* AUSGEWÄHLTER TEXTAUSZUG
Waldemars Furor gegen Ideologien kommt mir in den Sinn. Das Ideal, als
Urbild aller Ideologien, hat wieder seine große Zeit. Und es war die
Zeit, über die ich eigentlich hier schreiben wollte. Doch es fanden sich
(wie gesagt) weder Gedanken, noch Worte, so bleibt nur die Musik - sie
heilt wie die Zeit alle Wunden. So hörte auch ich (in Anlehnung an Ingos
erwähnten traurigen Song "Morning Dew“ von Bonnie Dobson) immer wieder
„Brothers in Arms“; Mark Knopflers Lied, das mir in Joan Baez‘
Interpretation zutiefst nahe kommt und ich dabei nicht verstehen kann,
warum dieses Bekenntnis „We're fools to make war - On our brothers in
arms“ sich immer noch nicht in die Herzen der Menschen eingebrannt hat.
Tröstlich dabei mag sein: Kein menschliches Tun und Erleben hat Bestand.
Vorübergehend sind Unglück wie auch das Glück, letzteres als ein Moment
des Kairos, den es beizeiten zu erfassen und zu schätzen gilt, verweilt
er doch jeweils ungleich kürzer wie jener der Trauer.

(Dateneinträge)

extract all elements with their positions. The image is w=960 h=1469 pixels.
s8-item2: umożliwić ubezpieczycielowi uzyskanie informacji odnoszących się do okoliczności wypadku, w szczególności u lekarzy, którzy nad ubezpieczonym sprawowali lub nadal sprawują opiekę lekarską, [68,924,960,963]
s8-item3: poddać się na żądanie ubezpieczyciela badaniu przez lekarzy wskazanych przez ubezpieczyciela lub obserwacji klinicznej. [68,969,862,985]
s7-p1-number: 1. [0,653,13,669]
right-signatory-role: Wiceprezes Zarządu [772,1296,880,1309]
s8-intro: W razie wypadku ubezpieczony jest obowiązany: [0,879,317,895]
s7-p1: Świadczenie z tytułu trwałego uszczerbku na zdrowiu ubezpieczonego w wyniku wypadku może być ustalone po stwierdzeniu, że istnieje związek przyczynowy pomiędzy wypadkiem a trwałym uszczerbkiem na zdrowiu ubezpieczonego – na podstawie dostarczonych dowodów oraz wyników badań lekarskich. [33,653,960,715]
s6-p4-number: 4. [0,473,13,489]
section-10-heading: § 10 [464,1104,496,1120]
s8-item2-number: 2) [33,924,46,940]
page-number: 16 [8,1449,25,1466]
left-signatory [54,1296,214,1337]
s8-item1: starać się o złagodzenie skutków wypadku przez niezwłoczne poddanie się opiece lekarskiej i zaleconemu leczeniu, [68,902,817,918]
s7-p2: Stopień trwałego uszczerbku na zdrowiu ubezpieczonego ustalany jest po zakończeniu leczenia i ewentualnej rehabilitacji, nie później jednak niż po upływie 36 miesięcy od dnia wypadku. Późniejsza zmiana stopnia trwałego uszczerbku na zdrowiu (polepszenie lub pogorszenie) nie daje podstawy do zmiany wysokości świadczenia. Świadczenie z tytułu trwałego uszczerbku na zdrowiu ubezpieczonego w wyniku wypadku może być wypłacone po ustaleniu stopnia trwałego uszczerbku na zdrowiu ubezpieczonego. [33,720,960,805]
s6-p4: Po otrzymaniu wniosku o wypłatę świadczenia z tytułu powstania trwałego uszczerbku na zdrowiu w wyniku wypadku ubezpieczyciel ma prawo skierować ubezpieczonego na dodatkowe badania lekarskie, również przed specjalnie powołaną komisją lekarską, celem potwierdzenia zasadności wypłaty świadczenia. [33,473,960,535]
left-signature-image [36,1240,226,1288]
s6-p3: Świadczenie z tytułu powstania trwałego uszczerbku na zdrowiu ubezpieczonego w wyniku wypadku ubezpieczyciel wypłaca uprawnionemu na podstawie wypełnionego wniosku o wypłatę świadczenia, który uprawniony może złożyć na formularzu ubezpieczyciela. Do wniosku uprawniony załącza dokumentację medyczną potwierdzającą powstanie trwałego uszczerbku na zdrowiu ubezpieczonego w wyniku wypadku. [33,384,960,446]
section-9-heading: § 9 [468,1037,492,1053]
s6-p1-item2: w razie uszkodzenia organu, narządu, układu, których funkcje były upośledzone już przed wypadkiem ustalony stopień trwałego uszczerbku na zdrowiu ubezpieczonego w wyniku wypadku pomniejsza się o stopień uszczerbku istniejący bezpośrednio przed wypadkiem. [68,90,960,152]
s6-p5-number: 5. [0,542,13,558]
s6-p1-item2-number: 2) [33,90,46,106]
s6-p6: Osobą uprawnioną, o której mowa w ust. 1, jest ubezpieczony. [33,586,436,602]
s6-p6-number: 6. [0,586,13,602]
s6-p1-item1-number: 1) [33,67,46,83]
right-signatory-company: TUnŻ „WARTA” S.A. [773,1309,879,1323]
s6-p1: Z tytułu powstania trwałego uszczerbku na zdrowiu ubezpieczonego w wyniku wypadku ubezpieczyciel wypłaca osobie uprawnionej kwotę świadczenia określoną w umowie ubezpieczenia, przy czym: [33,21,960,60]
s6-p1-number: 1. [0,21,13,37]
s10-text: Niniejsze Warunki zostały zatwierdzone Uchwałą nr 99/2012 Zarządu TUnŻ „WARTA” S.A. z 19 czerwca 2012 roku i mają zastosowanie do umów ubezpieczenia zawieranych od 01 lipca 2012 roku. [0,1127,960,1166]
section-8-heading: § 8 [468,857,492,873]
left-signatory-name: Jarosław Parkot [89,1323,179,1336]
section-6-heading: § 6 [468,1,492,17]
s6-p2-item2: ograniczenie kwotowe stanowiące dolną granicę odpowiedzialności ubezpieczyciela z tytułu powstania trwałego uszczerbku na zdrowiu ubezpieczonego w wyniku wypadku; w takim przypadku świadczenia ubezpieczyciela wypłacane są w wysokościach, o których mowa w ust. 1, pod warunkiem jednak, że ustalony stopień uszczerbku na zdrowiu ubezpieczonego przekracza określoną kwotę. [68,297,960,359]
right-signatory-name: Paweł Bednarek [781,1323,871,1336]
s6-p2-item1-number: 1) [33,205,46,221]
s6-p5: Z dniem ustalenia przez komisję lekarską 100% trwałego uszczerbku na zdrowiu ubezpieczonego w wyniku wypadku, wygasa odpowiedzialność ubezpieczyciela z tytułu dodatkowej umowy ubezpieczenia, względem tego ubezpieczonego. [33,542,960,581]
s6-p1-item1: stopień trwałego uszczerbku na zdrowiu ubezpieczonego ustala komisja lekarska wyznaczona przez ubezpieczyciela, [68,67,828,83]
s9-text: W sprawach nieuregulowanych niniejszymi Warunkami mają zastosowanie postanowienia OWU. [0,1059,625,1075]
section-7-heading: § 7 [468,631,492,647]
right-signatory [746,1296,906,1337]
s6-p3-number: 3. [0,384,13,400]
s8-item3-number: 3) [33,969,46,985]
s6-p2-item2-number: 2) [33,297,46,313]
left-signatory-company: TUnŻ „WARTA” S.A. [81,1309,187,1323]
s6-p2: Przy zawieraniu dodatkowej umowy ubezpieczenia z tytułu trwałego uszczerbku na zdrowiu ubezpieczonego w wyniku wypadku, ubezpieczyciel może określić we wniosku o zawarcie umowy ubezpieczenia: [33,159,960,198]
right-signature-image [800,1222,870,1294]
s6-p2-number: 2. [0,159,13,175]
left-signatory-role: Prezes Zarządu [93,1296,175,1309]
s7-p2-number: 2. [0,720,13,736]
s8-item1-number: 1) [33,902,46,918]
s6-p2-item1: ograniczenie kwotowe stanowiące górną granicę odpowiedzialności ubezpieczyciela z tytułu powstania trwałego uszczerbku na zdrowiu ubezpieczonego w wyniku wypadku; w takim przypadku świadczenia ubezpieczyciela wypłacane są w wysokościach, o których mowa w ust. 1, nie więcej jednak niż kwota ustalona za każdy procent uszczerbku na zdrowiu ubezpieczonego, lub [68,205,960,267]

==

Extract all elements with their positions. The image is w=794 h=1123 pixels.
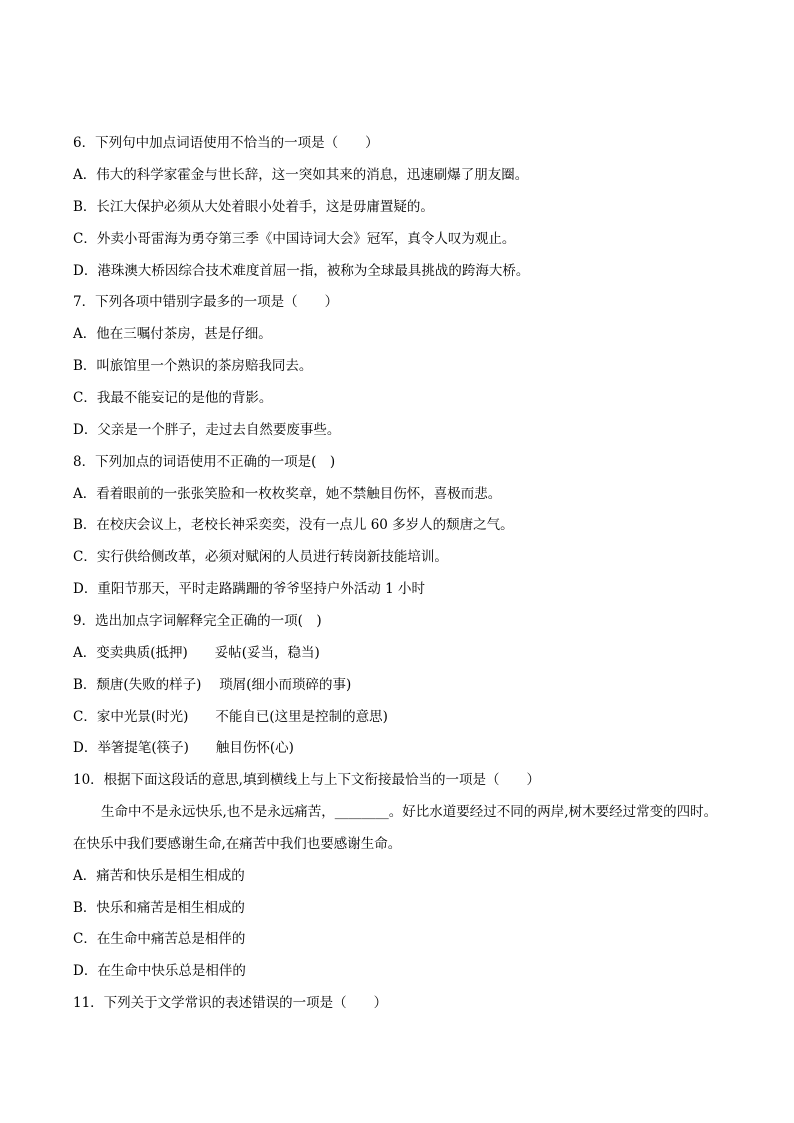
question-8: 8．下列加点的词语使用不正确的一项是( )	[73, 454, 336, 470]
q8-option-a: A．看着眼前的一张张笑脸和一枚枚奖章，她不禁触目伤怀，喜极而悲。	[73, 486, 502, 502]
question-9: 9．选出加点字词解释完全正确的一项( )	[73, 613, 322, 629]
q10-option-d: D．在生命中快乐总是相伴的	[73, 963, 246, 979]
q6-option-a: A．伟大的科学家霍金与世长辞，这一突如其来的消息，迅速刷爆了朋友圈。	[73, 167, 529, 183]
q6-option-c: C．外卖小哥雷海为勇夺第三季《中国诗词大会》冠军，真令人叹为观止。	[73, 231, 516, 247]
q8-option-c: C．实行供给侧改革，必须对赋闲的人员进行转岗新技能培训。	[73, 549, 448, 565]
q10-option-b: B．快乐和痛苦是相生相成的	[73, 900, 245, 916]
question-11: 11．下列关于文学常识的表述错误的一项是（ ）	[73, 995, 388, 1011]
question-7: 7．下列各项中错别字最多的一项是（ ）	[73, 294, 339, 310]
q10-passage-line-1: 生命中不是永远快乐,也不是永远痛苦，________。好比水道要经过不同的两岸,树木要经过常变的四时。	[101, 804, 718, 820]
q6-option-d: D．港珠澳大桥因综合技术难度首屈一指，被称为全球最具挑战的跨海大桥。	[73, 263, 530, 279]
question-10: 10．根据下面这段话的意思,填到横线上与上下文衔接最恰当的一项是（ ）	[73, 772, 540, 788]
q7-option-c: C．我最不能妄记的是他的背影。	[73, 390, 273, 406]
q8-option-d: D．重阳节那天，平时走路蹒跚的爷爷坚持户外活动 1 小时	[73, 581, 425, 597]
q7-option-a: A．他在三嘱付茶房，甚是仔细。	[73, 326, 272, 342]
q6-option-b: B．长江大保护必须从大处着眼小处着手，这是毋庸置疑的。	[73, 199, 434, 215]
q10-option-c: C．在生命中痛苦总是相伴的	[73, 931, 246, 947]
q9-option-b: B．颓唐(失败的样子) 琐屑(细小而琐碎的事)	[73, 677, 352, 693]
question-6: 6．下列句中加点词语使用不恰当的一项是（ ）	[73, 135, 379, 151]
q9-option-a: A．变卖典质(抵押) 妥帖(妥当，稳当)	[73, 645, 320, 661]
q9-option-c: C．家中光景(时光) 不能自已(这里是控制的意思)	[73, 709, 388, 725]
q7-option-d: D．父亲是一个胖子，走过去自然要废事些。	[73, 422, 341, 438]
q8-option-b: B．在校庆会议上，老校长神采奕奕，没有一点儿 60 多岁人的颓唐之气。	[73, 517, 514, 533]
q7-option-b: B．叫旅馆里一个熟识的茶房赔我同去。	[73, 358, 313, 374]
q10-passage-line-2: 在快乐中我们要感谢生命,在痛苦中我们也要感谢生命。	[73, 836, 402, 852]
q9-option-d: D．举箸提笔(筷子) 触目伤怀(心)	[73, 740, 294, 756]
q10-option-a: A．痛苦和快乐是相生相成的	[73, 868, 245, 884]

* AUFGABEN
A) Wiederhole wortgetreu den Teil des Textauszugs, der mit „Vorübergehend sind Unglück“ beginnt und bis „jener der Trauer.“ reicht.
B) Stimmen diese Aussagen mit dem Textauszug überein? Beantworte jede mit Ja oder Nein und zitiere die entscheidenden Worte genau.
(i) „Brothers in Arms“ wird als Lied von Mark Knopfler bezeichnet.
(ii) Das Ideal hat laut Textauszug wieder seine große Zeit.
(iii) Der Moment des Glücks verweilt länger als der der Trauer.
C) Führe den Textauszug über Musik und Vergänglichkeit nach seinem letzten Satz weiter.

* LÖSUNGEN
A)
Vorübergehend sind Unglück wie auch das Glück, letzteres als ein Moment
des Kairos, den es beizeiten zu erfassen und zu schätzen gilt, verweilt
er doch jeweils ungleich kürzer wie jener der Trauer.

B)
(i) Ja: „Mark Knopflers Lied“
(ii) Ja: „Das Ideal, als Urbild aller Ideologien, hat wieder seine große Zeit“
(iii) Nein: „verweilt er doch jeweils ungleich kürzer wie jener der Trauer“

C)
Nichts ist für die Ewigkeit, dennoch bleibt die Ungewissheit bezüglich
der Frage von Ewiger Wiederkehr: Geboren werden und sterben, abbrechen
und aufbauen, weinen und lachen, verlieren und finden, schweigen und
reden, lieben und hassen. Man muss nicht biblische Zitate bemühen, um
diese Tatsache für sich persönlich zu erkennen. Dennoch vermittelt es
Trost wie auch Optimismus zu sehen, was zu allen Zeiten bisher gegolten
hat: die Zeit heilt alle Wunden.
Aber was ist Zeit, was ist ihr Wesen, wie wird sie zum Heiler?
Nun wie gesagt, darüber wollte ich hier im Forum schreiben, das
allerdings unter einem gänzlich „anderen Stern“, derzeit stehen die
Sterne schlecht und man möchte Astrologen fragen, wann sich diese
Unglückskonstellation wieder auflöst. Womöglich erhält man darauf
ähnlich verschiedene Antworten, wie auf die Frage nach dem Wesen der
Zeit, die gleichwohl besser an Astronomen und Kosmologen gerichtet ist.
Stellt man sich diese Frage zunächst selbst, könnte es passieren, dass
man tatsächlich der diesbezüglichen Schilderung des Kirchenvaters
Augustin beipflichten muss, wonach er sicher zu wissen glaubt, was Zeit
sei, jedoch dieses Wissen nicht zu erklären vermag, wenn er danach
gefragt wird.
Dieser so oft zitierte Passus aus Augustins Bekenntnissen zeigt m.E.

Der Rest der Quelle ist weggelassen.